▸ EXERCISE BRIEF:
Select the lines of the records containing the word "this" and list them.

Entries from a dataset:
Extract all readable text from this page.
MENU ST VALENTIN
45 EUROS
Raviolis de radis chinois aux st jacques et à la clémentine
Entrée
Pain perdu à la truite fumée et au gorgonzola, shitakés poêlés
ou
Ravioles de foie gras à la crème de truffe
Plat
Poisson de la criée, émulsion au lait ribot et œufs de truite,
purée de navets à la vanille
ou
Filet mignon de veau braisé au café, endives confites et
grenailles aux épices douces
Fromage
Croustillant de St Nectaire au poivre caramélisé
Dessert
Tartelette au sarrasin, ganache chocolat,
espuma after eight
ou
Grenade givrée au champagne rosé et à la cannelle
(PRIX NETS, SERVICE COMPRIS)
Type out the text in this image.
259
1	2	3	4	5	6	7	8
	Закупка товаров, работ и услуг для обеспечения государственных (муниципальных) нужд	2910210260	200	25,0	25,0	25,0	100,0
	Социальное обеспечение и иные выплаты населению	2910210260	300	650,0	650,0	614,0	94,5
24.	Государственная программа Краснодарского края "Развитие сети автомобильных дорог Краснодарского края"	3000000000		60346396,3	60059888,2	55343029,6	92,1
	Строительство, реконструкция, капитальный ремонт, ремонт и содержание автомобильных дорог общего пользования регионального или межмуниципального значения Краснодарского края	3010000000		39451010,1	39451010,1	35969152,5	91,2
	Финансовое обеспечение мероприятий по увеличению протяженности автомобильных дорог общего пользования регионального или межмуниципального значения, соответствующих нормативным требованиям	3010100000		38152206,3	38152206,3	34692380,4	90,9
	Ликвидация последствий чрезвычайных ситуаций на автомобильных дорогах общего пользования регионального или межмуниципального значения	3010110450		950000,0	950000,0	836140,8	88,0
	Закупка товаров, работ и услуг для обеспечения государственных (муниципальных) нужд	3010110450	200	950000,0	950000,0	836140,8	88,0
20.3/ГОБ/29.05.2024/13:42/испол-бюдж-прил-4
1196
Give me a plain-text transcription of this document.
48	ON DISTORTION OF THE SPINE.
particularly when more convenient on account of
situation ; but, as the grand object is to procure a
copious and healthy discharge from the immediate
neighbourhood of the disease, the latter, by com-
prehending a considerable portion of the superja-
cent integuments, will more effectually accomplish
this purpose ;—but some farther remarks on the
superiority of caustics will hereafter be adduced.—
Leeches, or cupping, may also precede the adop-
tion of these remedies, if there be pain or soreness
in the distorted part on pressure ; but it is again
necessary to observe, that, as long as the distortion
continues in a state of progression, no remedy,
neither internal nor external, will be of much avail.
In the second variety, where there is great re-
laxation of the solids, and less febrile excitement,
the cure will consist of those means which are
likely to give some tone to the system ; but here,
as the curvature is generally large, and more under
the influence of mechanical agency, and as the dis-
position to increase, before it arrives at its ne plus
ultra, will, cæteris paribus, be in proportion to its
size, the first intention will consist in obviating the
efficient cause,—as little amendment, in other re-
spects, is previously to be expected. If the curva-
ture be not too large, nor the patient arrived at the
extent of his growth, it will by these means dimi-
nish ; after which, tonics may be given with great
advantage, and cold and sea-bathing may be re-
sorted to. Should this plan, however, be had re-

▸ SOLUTION TO THE PROBLEM:
Extract all readable text from this page.
Type out the text in this image.
Give me a plain-text transcription of this document.
this purpose ;—but some farther remarks on the
sorted to. Should this plan, however, be had re-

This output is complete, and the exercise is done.